## EXERCISE
Scan the material for the word "value", and copy each line where it shows up.

## SUPPLIED MATERIAL
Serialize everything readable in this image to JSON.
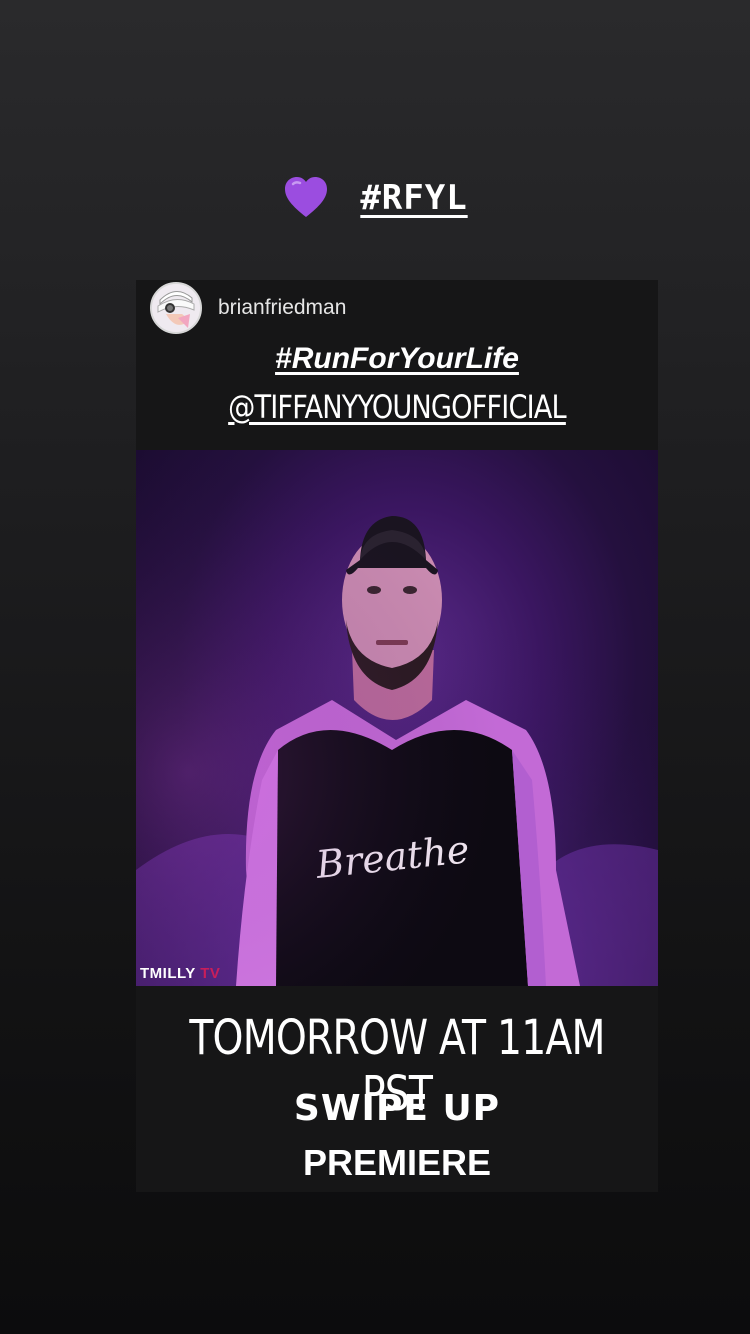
{
  "story_sticker": {
    "emoji": "💜",
    "hashtag": "#RFYL"
  },
  "post": {
    "username": "brianfriedman",
    "caption_hashtag": "#RunForYourLife",
    "caption_mention": "@TIFFANYYOUNGOFFICIAL",
    "image_alt": "Man in black bandana and black sleeveless shirt reading Breathe in purple light",
    "shirt_text": "Breathe",
    "watermark_main": "TMILLY",
    "watermark_tv": "TV",
    "premiere_time": "TOMORROW AT 11AM PST",
    "swipe_up": "SWIPE UP",
    "premiere_label": "PREMIERE"
  },
  "colors": {
    "heart": "#9b4de0",
    "image_bg": "#3a1660",
    "watermark_tv": "#c81e5a"
  }
}
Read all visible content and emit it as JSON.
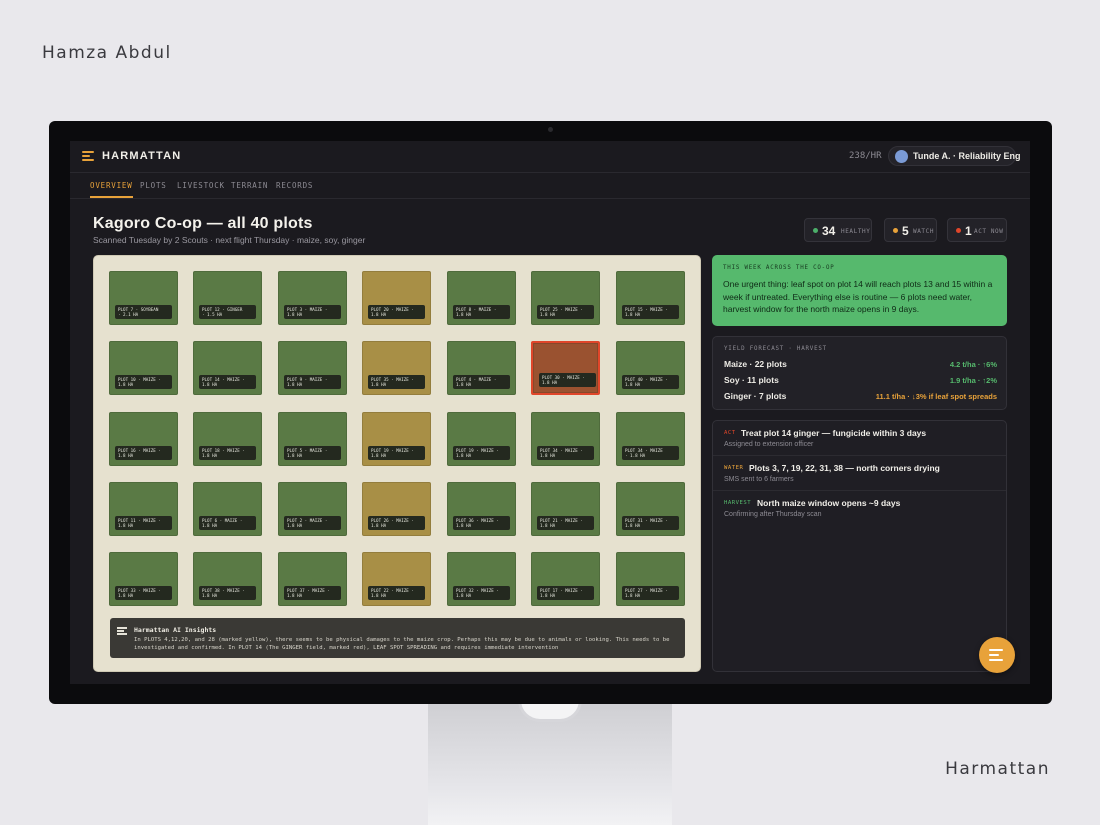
{
  "author": "Hamza Abdul",
  "brand_footer": "Harmattan",
  "app": {
    "name": "HARMATTAN",
    "rate": "238/HR",
    "user": "Tunde A. · Reliability Eng"
  },
  "tabs": [
    "OVERVIEW",
    "PLOTS",
    "LIVESTOCK",
    "TERRAIN",
    "RECORDS"
  ],
  "header": {
    "title": "Kagoro Co-op — all 40 plots",
    "subtitle": "Scanned Tuesday by 2 Scouts · next flight Thursday · maize, soy, ginger"
  },
  "stats": [
    {
      "value": "34",
      "label": "HEALTHY",
      "color": "#4caf6a"
    },
    {
      "value": "5",
      "label": "WATCH",
      "color": "#e8a23a"
    },
    {
      "value": "1",
      "label": "ACT NOW",
      "color": "#e0462a"
    }
  ],
  "plots": [
    {
      "l1": "PLOT 7 · SOYBEAN",
      "l2": "· 2.1 HA",
      "status": "healthy"
    },
    {
      "l1": "PLOT 12 · GINGER",
      "l2": "· 1.5 HA",
      "status": "healthy"
    },
    {
      "l1": "PLOT 3 · MAIZE ·",
      "l2": "1.8 HA",
      "status": "healthy"
    },
    {
      "l1": "PLOT 20 · MAIZE ·",
      "l2": "1.8 HA",
      "status": "watch"
    },
    {
      "l1": "PLOT 8 · MAIZE ·",
      "l2": "1.8 HA",
      "status": "healthy"
    },
    {
      "l1": "PLOT 25 · MAIZE ·",
      "l2": "1.8 HA",
      "status": "healthy"
    },
    {
      "l1": "PLOT 15 · MAIZE ·",
      "l2": "1.8 HA",
      "status": "healthy"
    },
    {
      "l1": "PLOT 10 · MAIZE ·",
      "l2": "1.8 HA",
      "status": "healthy"
    },
    {
      "l1": "PLOT 14 · MAIZE ·",
      "l2": "1.8 HA",
      "status": "healthy"
    },
    {
      "l1": "PLOT 9 · MAIZE ·",
      "l2": "1.8 HA",
      "status": "healthy"
    },
    {
      "l1": "PLOT 35 · MAIZE ·",
      "l2": "1.8 HA",
      "status": "watch"
    },
    {
      "l1": "PLOT 4 · MAIZE ·",
      "l2": "1.8 HA",
      "status": "healthy"
    },
    {
      "l1": "PLOT 30 · MAIZE ·",
      "l2": "1.8 HA",
      "status": "act"
    },
    {
      "l1": "PLOT 40 · MAIZE ·",
      "l2": "1.8 HA",
      "status": "healthy"
    },
    {
      "l1": "PLOT 16 · MAIZE ·",
      "l2": "1.8 HA",
      "status": "healthy"
    },
    {
      "l1": "PLOT 18 · MAIZE ·",
      "l2": "1.8 HA",
      "status": "healthy"
    },
    {
      "l1": "PLOT 5 · MAIZE ·",
      "l2": "1.8 HA",
      "status": "healthy"
    },
    {
      "l1": "PLOT 19 · MAIZE ·",
      "l2": "1.8 HA",
      "status": "watch"
    },
    {
      "l1": "PLOT 19 · MAIZE ·",
      "l2": "1.8 HA",
      "status": "healthy"
    },
    {
      "l1": "PLOT 34 · MAIZE ·",
      "l2": "1.8 HA",
      "status": "healthy"
    },
    {
      "l1": "PLOT 34 · MAIZE",
      "l2": "· 1.8 HA",
      "status": "healthy"
    },
    {
      "l1": "PLOT 11 · MAIZE ·",
      "l2": "1.8 HA",
      "status": "healthy"
    },
    {
      "l1": "PLOT 6 · MAIZE ·",
      "l2": "1.8 HA",
      "status": "healthy"
    },
    {
      "l1": "PLOT 2 · MAIZE ·",
      "l2": "1.8 HA",
      "status": "healthy"
    },
    {
      "l1": "PLOT 26 · MAIZE ·",
      "l2": "1.8 HA",
      "status": "watch"
    },
    {
      "l1": "PLOT 36 · MAIZE ·",
      "l2": "1.8 HA",
      "status": "healthy"
    },
    {
      "l1": "PLOT 21 · MAIZE ·",
      "l2": "1.8 HA",
      "status": "healthy"
    },
    {
      "l1": "PLOT 31 · MAIZE ·",
      "l2": "1.8 HA",
      "status": "healthy"
    },
    {
      "l1": "PLOT 33 · MAIZE ·",
      "l2": "1.8 HA",
      "status": "healthy"
    },
    {
      "l1": "PLOT 38 · MAIZE ·",
      "l2": "1.8 HA",
      "status": "healthy"
    },
    {
      "l1": "PLOT 37 · MAIZE ·",
      "l2": "1.8 HA",
      "status": "healthy"
    },
    {
      "l1": "PLOT 22 · MAIZE ·",
      "l2": "1.8 HA",
      "status": "watch"
    },
    {
      "l1": "PLOT 32 · MAIZE ·",
      "l2": "1.8 HA",
      "status": "healthy"
    },
    {
      "l1": "PLOT 17 · MAIZE ·",
      "l2": "1.8 HA",
      "status": "healthy"
    },
    {
      "l1": "PLOT 27 · MAIZE ·",
      "l2": "1.8 HA",
      "status": "healthy"
    }
  ],
  "insights": {
    "title": "Harmattan AI Insights",
    "text": "In PLOTS 4,12,20, and 28 (marked yellow), there seems to be physical damages to the maize crop. Perhaps this may be due to animals or looking. This needs to be investigated and confirmed. In PLOT 14 (The GINGER field, marked red), LEAF SPOT SPREADING and requires immediate intervention"
  },
  "alert": {
    "kicker": "THIS WEEK ACROSS THE CO-OP",
    "body": "One urgent thing: leaf spot on plot 14 will reach plots 13 and 15 within a week if untreated. Everything else is routine — 6 plots need water, harvest window for the north maize opens in 9 days."
  },
  "forecast": {
    "kicker": "YIELD FORECAST · HARVEST",
    "rows": [
      {
        "crop": "Maize · 22 plots",
        "value": "4.2 t/ha · ↑6%",
        "color": "#56b96d"
      },
      {
        "crop": "Soy · 11 plots",
        "value": "1.9 t/ha · ↑2%",
        "color": "#56b96d"
      },
      {
        "crop": "Ginger · 7 plots",
        "value": "11.1 t/ha · ↓3% if leaf spot spreads",
        "color": "#e8a23a"
      }
    ]
  },
  "actions": [
    {
      "tag": "ACT",
      "tag_color": "#e0462a",
      "title": "Treat plot 14 ginger — fungicide within 3 days",
      "sub": "Assigned to extension officer"
    },
    {
      "tag": "WATER",
      "tag_color": "#e8a23a",
      "title": "Plots 3, 7, 19, 22, 31, 38 — north corners drying",
      "sub": "SMS sent to 6 farmers"
    },
    {
      "tag": "HARVEST",
      "tag_color": "#56b96d",
      "title": "North maize window opens ~9 days",
      "sub": "Confirming after Thursday scan"
    }
  ]
}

## EXERCISE OUTPUT
      "value": "34",
      "value": "5",
      "value": "1",
        "value": "4.2 t/ha · ↑6%",
        "value": "1.9 t/ha · ↑2%",
        "value": "11.1 t/ha · ↓3% if leaf spot spreads",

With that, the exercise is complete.